→ **Task objective**: Select and reproduce each line of the listing below that bears the string "mieux".

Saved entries

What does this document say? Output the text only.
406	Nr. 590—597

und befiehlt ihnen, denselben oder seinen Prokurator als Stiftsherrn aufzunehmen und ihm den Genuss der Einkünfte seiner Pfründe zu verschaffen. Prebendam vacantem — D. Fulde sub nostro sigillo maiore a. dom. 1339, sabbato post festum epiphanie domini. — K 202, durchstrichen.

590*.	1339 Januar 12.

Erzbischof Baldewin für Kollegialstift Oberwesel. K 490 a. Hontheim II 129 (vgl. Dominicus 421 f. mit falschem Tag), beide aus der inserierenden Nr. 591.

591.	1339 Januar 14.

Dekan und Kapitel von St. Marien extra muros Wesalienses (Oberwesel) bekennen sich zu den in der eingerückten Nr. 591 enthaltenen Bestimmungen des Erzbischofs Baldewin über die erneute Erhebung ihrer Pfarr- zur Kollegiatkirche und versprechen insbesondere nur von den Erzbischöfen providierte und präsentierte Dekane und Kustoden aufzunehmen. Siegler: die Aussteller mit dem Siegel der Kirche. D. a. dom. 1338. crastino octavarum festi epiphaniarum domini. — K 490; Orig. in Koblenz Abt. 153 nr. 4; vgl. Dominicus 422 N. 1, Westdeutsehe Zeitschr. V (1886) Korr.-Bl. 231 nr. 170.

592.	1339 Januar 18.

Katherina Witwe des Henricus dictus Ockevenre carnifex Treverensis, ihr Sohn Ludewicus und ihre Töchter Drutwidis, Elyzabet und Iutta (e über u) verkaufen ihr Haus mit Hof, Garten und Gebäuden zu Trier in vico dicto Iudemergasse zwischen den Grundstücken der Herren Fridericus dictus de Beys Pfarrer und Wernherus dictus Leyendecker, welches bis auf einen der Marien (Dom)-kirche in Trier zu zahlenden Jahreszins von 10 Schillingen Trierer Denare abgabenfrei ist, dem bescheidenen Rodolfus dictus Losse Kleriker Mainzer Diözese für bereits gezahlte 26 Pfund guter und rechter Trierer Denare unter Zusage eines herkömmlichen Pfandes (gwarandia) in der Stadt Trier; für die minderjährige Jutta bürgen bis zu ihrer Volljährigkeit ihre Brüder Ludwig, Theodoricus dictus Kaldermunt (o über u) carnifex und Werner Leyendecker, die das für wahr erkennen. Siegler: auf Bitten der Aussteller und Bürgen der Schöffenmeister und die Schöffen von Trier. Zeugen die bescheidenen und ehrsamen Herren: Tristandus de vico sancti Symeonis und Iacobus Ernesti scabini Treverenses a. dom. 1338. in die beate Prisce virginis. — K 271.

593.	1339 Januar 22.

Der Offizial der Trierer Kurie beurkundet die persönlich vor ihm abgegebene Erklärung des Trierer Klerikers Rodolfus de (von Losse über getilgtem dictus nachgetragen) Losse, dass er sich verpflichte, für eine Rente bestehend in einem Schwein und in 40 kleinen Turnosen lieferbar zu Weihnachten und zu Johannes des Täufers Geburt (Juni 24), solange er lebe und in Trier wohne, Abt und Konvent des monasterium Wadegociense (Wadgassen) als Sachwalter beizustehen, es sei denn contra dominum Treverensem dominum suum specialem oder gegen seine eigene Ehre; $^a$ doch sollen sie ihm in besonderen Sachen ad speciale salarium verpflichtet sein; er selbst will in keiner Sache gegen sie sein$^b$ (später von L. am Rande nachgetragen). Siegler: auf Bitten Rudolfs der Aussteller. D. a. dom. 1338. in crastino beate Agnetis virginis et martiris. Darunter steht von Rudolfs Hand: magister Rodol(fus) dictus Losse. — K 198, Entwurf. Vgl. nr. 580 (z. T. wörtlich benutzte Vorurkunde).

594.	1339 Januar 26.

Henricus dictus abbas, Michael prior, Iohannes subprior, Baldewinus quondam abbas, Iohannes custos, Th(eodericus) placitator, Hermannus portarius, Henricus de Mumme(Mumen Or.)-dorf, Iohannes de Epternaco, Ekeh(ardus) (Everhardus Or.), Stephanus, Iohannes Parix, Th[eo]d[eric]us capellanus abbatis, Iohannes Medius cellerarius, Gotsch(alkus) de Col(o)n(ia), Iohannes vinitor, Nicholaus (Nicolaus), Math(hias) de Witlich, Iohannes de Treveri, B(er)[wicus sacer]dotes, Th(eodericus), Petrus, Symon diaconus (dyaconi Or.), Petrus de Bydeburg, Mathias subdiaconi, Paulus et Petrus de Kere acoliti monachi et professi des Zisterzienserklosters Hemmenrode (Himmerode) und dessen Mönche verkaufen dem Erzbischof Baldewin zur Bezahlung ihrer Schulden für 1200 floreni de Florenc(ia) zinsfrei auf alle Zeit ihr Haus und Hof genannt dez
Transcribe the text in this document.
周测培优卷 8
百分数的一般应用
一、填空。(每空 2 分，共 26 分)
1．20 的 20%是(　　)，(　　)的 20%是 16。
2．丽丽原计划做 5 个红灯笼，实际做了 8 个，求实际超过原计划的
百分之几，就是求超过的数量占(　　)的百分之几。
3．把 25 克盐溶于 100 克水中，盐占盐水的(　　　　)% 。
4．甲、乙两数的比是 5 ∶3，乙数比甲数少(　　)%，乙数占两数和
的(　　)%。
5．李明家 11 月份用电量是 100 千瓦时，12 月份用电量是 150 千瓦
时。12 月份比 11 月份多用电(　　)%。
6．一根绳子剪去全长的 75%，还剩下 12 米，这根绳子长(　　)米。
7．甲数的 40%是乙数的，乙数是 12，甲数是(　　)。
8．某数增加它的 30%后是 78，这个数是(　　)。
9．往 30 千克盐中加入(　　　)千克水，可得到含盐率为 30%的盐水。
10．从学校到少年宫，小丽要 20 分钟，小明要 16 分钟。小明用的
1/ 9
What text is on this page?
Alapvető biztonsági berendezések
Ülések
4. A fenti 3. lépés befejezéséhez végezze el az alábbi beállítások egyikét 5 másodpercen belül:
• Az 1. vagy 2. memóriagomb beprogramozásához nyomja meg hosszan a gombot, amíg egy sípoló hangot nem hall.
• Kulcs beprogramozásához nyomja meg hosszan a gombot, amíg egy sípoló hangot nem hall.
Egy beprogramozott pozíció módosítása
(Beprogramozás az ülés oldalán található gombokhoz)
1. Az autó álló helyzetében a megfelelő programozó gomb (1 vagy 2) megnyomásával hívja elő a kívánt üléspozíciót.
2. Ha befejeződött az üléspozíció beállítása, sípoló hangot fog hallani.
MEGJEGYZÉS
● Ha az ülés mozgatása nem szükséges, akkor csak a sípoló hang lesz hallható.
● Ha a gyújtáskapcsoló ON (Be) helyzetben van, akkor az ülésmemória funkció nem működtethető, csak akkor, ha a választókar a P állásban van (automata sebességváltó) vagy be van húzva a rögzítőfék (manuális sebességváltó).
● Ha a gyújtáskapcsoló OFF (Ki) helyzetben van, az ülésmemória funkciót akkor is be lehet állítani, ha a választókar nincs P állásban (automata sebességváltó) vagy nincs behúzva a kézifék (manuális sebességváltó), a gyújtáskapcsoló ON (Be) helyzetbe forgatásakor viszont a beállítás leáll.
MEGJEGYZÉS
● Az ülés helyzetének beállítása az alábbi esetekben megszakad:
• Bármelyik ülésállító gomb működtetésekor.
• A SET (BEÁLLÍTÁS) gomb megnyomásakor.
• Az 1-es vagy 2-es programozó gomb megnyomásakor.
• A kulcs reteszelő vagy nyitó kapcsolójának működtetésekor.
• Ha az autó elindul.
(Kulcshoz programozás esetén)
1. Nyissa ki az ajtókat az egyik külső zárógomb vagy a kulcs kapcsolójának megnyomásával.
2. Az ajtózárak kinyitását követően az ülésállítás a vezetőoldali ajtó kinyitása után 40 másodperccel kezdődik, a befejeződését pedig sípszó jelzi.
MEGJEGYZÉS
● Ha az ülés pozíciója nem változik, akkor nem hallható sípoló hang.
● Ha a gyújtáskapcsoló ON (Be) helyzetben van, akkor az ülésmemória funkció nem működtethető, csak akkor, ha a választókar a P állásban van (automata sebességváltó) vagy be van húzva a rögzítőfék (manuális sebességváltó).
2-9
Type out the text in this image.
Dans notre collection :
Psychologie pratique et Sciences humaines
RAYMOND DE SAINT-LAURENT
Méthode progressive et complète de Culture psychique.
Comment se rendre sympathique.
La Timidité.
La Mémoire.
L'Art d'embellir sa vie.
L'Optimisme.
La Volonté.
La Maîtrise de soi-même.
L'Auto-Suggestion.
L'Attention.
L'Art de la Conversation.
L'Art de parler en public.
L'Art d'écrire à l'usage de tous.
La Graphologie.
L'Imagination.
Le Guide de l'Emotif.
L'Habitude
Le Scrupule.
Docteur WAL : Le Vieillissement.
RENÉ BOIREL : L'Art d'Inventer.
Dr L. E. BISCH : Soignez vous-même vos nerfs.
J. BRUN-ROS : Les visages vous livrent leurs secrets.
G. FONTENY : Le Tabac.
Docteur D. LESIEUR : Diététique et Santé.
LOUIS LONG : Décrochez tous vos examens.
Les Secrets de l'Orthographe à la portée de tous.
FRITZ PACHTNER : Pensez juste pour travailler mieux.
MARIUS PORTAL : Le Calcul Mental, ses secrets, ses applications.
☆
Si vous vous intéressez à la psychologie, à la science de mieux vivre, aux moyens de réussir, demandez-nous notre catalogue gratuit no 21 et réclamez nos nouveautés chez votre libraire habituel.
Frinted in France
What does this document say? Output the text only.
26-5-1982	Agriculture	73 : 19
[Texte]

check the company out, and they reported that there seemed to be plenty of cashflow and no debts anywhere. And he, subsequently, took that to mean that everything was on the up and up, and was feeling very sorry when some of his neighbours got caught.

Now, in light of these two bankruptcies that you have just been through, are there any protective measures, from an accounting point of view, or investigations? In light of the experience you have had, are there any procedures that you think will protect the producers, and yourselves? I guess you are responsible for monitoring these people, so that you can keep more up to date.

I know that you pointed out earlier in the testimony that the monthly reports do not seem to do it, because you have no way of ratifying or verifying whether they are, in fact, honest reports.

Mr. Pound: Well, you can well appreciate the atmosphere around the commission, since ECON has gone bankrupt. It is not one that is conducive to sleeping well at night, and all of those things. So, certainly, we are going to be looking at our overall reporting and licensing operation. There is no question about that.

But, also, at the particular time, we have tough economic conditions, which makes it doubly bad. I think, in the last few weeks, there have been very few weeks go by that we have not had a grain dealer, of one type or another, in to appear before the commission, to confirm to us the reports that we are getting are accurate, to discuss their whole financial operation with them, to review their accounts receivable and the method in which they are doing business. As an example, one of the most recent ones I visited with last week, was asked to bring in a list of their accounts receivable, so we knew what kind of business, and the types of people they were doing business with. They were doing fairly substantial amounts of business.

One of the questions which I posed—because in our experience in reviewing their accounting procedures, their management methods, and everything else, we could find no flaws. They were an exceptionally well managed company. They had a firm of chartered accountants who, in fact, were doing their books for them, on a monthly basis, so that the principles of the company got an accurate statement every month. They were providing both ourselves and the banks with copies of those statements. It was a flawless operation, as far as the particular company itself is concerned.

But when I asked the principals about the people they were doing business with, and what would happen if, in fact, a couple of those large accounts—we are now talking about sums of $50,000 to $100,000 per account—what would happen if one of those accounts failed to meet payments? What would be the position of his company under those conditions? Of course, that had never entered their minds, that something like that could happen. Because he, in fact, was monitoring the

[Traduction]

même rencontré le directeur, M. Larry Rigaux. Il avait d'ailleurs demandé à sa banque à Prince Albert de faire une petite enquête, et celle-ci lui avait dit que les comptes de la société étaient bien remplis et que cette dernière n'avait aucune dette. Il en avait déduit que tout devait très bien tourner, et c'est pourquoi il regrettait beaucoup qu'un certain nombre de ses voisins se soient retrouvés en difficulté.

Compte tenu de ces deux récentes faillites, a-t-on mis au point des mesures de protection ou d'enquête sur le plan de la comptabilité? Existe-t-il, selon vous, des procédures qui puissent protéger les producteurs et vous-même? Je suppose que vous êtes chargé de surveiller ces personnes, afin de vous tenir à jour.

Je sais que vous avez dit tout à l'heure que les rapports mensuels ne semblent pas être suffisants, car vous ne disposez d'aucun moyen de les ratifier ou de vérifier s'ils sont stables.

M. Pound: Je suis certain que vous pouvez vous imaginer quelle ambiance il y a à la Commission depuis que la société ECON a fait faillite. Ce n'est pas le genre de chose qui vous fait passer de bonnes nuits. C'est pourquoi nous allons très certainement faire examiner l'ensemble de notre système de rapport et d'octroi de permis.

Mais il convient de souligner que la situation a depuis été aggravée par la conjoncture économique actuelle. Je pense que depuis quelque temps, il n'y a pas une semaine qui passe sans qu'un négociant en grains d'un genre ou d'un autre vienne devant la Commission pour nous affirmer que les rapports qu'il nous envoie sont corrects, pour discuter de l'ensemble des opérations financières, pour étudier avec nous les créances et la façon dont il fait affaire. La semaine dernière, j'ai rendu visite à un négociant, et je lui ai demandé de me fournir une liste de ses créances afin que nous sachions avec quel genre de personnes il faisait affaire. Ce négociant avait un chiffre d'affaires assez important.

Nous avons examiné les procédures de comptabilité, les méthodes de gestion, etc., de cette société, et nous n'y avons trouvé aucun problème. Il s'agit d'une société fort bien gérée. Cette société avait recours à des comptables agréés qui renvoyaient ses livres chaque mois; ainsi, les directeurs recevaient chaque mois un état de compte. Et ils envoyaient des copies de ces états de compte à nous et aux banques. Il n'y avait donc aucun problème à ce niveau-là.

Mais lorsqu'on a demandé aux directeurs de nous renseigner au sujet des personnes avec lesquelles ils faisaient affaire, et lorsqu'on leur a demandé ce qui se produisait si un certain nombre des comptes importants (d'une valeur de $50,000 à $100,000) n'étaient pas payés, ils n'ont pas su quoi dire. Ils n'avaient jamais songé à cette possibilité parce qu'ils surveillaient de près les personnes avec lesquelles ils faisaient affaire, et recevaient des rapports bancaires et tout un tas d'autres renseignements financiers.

→ **Solution to the exercise**:
FRITZ PACHTNER : Pensez juste pour travailler mieux.
Si vous vous intéressez à la psychologie, à la science de mieux vivre, aux moyens de réussir, demandez-nous notre catalogue gratuit no 21 et réclamez nos nouveautés chez votre libraire habituel.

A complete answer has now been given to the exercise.